» **Requirement**
Please repeat all of the lines that follow, exactly as written.

--------------------------------------------------

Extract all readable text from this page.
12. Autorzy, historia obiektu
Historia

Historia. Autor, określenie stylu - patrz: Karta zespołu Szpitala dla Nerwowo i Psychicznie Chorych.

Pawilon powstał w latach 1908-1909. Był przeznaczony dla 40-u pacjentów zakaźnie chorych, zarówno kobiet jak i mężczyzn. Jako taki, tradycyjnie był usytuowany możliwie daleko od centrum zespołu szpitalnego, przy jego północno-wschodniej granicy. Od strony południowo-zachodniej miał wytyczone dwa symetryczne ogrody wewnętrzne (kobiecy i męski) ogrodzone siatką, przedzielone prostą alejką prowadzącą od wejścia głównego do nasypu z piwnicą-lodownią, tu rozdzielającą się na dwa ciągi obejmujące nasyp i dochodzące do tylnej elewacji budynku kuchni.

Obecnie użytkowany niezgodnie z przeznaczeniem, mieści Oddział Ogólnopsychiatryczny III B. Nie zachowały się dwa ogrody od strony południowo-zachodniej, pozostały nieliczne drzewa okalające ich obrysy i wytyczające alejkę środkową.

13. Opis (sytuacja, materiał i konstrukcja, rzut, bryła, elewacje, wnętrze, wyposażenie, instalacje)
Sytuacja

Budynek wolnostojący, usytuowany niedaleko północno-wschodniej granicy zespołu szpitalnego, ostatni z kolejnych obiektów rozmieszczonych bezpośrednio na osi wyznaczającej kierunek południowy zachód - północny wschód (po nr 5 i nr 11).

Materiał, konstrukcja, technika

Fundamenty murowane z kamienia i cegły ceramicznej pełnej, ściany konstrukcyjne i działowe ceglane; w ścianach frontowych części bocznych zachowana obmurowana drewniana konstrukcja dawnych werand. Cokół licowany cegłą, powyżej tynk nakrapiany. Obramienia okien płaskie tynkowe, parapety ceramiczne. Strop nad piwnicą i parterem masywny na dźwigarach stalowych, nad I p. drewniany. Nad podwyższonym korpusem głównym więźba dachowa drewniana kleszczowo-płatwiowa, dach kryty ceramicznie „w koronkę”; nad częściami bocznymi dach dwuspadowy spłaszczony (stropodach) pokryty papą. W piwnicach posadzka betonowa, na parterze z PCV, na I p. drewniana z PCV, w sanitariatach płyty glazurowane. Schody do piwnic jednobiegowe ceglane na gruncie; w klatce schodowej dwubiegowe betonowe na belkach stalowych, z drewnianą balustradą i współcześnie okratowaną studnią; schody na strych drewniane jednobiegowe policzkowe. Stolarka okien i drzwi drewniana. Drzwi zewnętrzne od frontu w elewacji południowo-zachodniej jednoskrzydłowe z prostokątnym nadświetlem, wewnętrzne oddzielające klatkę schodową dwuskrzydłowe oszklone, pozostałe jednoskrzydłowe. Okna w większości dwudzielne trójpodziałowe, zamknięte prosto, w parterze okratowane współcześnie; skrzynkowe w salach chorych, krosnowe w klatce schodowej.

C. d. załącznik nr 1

--------------------------------------------------

» **Task solution**
Extract all readable text from this page.
12. Autorzy, historia obiektu
Historia

Historia. Autor, określenie stylu - patrz: Karta zespołu Szpitala dla Nerwowo i Psychicznie Chorych.

Pawilon powstał w latach 1908-1909. Był przeznaczony dla 40-u pacjentów zakaźnie chorych, zarówno kobiet jak i mężczyzn. Jako taki, tradycyjnie był usytuowany możliwie daleko od centrum zespołu szpitalnego, przy jego północno-wschodniej granicy. Od strony południowo-zachodniej miał wytyczone dwa symetryczne ogrody wewnętrzne (kobiecy i męski) ogrodzone siatką, przedzielone prostą alejką prowadzącą od wejścia głównego do nasypu z piwnicą-lodownią, tu rozdzielającą się na dwa ciągi obejmujące nasyp i dochodzące do tylnej elewacji budynku kuchni.

Obecnie użytkowany niezgodnie z przeznaczeniem, mieści Oddział Ogólnopsychiatryczny III B. Nie zachowały się dwa ogrody od strony południowo-zachodniej, pozostały nieliczne drzewa okalające ich obrysy i wytyczające alejkę środkową.

13. Opis (sytuacja, materiał i konstrukcja, rzut, bryła, elewacje, wnętrze, wyposażenie, instalacje)
Sytuacja

Budynek wolnostojący, usytuowany niedaleko północno-wschodniej granicy zespołu szpitalnego, ostatni z kolejnych obiektów rozmieszczonych bezpośrednio na osi wyznaczającej kierunek południowy zachód - północny wschód (po nr 5 i nr 11).

Materiał, konstrukcja, technika

Fundamenty murowane z kamienia i cegły ceramicznej pełnej, ściany konstrukcyjne i działowe ceglane; w ścianach frontowych części bocznych zachowana obmurowana drewniana konstrukcja dawnych werand. Cokół licowany cegłą, powyżej tynk nakrapiany. Obramienia okien płaskie tynkowe, parapety ceramiczne. Strop nad piwnicą i parterem masywny na dźwigarach stalowych, nad I p. drewniany. Nad podwyższonym korpusem głównym więźba dachowa drewniana kleszczowo-płatwiowa, dach kryty ceramicznie „w koronkę”; nad częściami bocznymi dach dwuspadowy spłaszczony (stropodach) pokryty papą. W piwnicach posadzka betonowa, na parterze z PCV, na I p. drewniana z PCV, w sanitariatach płyty glazurowane. Schody do piwnic jednobiegowe ceglane na gruncie; w klatce schodowej dwubiegowe betonowe na belkach stalowych, z drewnianą balustradą i współcześnie okratowaną studnią; schody na strych drewniane jednobiegowe policzkowe. Stolarka okien i drzwi drewniana. Drzwi zewnętrzne od frontu w elewacji południowo-zachodniej jednoskrzydłowe z prostokątnym nadświetlem, wewnętrzne oddzielające klatkę schodową dwuskrzydłowe oszklone, pozostałe jednoskrzydłowe. Okna w większości dwudzielne trójpodziałowe, zamknięte prosto, w parterze okratowane współcześnie; skrzynkowe w salach chorych, krosnowe w klatce schodowej.

C. d. załącznik nr 1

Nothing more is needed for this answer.